:: Dataset extract
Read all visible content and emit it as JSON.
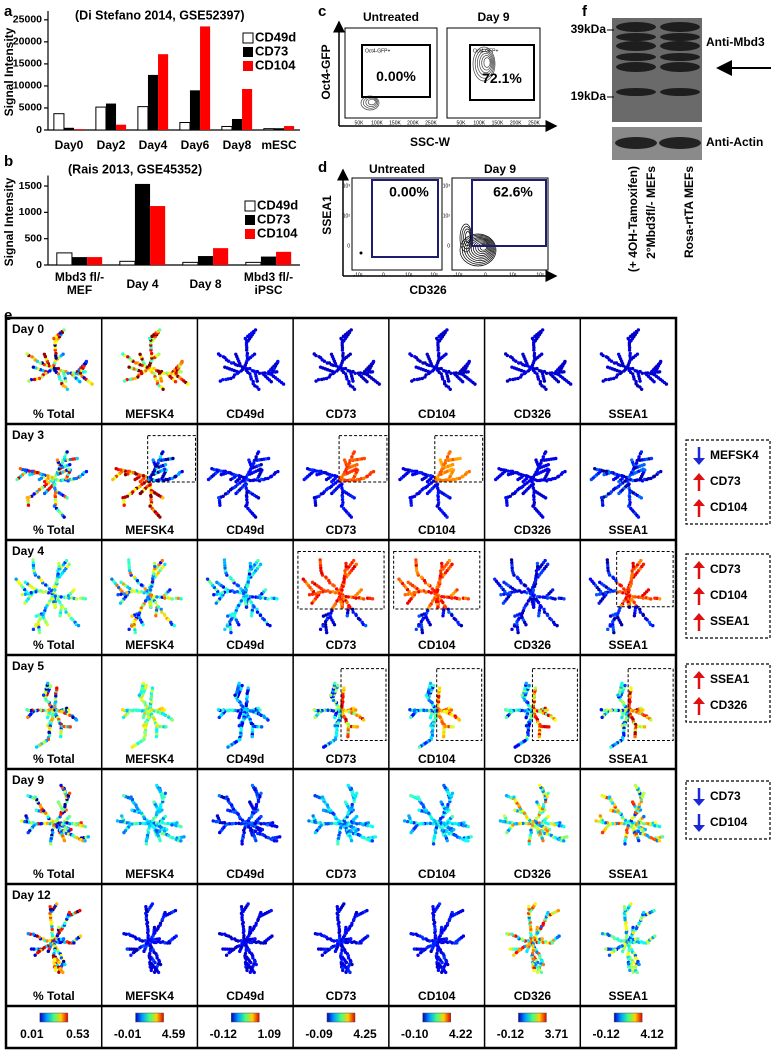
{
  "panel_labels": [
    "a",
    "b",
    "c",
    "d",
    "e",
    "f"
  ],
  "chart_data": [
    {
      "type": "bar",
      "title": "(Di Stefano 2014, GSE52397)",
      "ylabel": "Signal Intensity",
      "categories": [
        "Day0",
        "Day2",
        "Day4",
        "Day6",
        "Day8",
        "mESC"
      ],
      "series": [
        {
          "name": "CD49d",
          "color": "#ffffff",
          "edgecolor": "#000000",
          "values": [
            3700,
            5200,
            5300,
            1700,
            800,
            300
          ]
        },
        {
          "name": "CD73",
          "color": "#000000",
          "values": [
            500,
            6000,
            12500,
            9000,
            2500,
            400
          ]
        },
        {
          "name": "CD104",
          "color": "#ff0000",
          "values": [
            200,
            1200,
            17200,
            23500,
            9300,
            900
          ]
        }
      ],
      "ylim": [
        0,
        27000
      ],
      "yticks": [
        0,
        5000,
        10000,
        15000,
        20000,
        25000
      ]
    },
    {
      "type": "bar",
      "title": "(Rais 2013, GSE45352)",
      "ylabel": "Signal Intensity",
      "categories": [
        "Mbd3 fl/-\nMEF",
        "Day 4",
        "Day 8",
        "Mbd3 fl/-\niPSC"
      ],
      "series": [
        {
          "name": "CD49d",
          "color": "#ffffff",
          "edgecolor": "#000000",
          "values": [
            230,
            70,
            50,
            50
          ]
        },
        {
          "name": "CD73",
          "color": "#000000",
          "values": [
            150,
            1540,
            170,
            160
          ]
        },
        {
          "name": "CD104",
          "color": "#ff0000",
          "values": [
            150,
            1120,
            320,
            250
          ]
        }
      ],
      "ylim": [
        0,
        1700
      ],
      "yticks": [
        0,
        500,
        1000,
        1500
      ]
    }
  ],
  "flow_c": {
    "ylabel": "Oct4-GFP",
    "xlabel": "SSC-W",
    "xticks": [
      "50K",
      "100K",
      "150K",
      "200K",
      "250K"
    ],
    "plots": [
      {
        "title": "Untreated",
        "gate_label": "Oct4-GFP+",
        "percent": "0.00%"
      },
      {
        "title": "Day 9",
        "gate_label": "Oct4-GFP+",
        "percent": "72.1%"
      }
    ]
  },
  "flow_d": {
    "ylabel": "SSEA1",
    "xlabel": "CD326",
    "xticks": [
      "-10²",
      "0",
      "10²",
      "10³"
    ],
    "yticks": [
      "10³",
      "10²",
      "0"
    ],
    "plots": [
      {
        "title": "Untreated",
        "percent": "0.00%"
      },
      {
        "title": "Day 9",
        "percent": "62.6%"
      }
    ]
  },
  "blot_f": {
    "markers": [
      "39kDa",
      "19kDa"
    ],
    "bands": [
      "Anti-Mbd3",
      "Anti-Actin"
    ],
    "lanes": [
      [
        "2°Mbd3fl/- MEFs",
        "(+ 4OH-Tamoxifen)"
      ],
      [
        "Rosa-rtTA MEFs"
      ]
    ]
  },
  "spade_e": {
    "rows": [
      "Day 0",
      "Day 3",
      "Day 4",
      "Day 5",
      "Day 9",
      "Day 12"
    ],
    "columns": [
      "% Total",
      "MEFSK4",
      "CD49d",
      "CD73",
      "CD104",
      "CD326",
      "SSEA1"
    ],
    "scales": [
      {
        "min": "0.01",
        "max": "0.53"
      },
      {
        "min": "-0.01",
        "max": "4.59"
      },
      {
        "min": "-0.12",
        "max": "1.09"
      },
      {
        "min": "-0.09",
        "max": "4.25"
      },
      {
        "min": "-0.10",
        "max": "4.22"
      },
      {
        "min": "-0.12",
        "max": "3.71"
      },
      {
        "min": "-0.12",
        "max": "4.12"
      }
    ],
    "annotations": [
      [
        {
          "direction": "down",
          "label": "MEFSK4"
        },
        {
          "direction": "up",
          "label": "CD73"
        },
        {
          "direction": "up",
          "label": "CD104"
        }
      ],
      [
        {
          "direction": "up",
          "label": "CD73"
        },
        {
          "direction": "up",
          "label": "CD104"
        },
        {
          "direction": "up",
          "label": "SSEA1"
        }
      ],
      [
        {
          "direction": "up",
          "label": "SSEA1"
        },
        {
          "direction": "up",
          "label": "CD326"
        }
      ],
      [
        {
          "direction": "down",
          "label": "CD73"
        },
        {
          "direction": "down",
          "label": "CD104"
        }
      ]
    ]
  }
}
::::
• **Stated problem**
Each entry gets copied exactly; the pictures stay out.

• **Result of the task**
Read all visible content and emit it as JSON.
{
  "panel_labels": [
    "a",
    "b",
    "c",
    "d",
    "e",
    "f"
  ],
  "chart_data": [
    {
      "type": "bar",
      "title": "(Di Stefano 2014, GSE52397)",
      "ylabel": "Signal Intensity",
      "categories": [
        "Day0",
        "Day2",
        "Day4",
        "Day6",
        "Day8",
        "mESC"
      ],
      "series": [
        {
          "name": "CD49d",
          "color": "#ffffff",
          "edgecolor": "#000000",
          "values": [
            3700,
            5200,
            5300,
            1700,
            800,
            300
          ]
        },
        {
          "name": "CD73",
          "color": "#000000",
          "values": [
            500,
            6000,
            12500,
            9000,
            2500,
            400
          ]
        },
        {
          "name": "CD104",
          "color": "#ff0000",
          "values": [
            200,
            1200,
            17200,
            23500,
            9300,
            900
          ]
        }
      ],
      "ylim": [
        0,
        27000
      ],
      "yticks": [
        0,
        5000,
        10000,
        15000,
        20000,
        25000
      ]
    },
    {
      "type": "bar",
      "title": "(Rais 2013, GSE45352)",
      "ylabel": "Signal Intensity",
      "categories": [
        "Mbd3 fl/-\nMEF",
        "Day 4",
        "Day 8",
        "Mbd3 fl/-\niPSC"
      ],
      "series": [
        {
          "name": "CD49d",
          "color": "#ffffff",
          "edgecolor": "#000000",
          "values": [
            230,
            70,
            50,
            50
          ]
        },
        {
          "name": "CD73",
          "color": "#000000",
          "values": [
            150,
            1540,
            170,
            160
          ]
        },
        {
          "name": "CD104",
          "color": "#ff0000",
          "values": [
            150,
            1120,
            320,
            250
          ]
        }
      ],
      "ylim": [
        0,
        1700
      ],
      "yticks": [
        0,
        500,
        1000,
        1500
      ]
    }
  ],
  "flow_c": {
    "ylabel": "Oct4-GFP",
    "xlabel": "SSC-W",
    "xticks": [
      "50K",
      "100K",
      "150K",
      "200K",
      "250K"
    ],
    "plots": [
      {
        "title": "Untreated",
        "gate_label": "Oct4-GFP+",
        "percent": "0.00%"
      },
      {
        "title": "Day 9",
        "gate_label": "Oct4-GFP+",
        "percent": "72.1%"
      }
    ]
  },
  "flow_d": {
    "ylabel": "SSEA1",
    "xlabel": "CD326",
    "xticks": [
      "-10²",
      "0",
      "10²",
      "10³"
    ],
    "yticks": [
      "10³",
      "10²",
      "0"
    ],
    "plots": [
      {
        "title": "Untreated",
        "percent": "0.00%"
      },
      {
        "title": "Day 9",
        "percent": "62.6%"
      }
    ]
  },
  "blot_f": {
    "markers": [
      "39kDa",
      "19kDa"
    ],
    "bands": [
      "Anti-Mbd3",
      "Anti-Actin"
    ],
    "lanes": [
      [
        "2°Mbd3fl/- MEFs",
        "(+ 4OH-Tamoxifen)"
      ],
      [
        "Rosa-rtTA MEFs"
      ]
    ]
  },
  "spade_e": {
    "rows": [
      "Day 0",
      "Day 3",
      "Day 4",
      "Day 5",
      "Day 9",
      "Day 12"
    ],
    "columns": [
      "% Total",
      "MEFSK4",
      "CD49d",
      "CD73",
      "CD104",
      "CD326",
      "SSEA1"
    ],
    "scales": [
      {
        "min": "0.01",
        "max": "0.53"
      },
      {
        "min": "-0.01",
        "max": "4.59"
      },
      {
        "min": "-0.12",
        "max": "1.09"
      },
      {
        "min": "-0.09",
        "max": "4.25"
      },
      {
        "min": "-0.10",
        "max": "4.22"
      },
      {
        "min": "-0.12",
        "max": "3.71"
      },
      {
        "min": "-0.12",
        "max": "4.12"
      }
    ],
    "annotations": [
      [
        {
          "direction": "down",
          "label": "MEFSK4"
        },
        {
          "direction": "up",
          "label": "CD73"
        },
        {
          "direction": "up",
          "label": "CD104"
        }
      ],
      [
        {
          "direction": "up",
          "label": "CD73"
        },
        {
          "direction": "up",
          "label": "CD104"
        },
        {
          "direction": "up",
          "label": "SSEA1"
        }
      ],
      [
        {
          "direction": "up",
          "label": "SSEA1"
        },
        {
          "direction": "up",
          "label": "CD326"
        }
      ],
      [
        {
          "direction": "down",
          "label": "CD73"
        },
        {
          "direction": "down",
          "label": "CD104"
        }
      ]
    ]
  }
}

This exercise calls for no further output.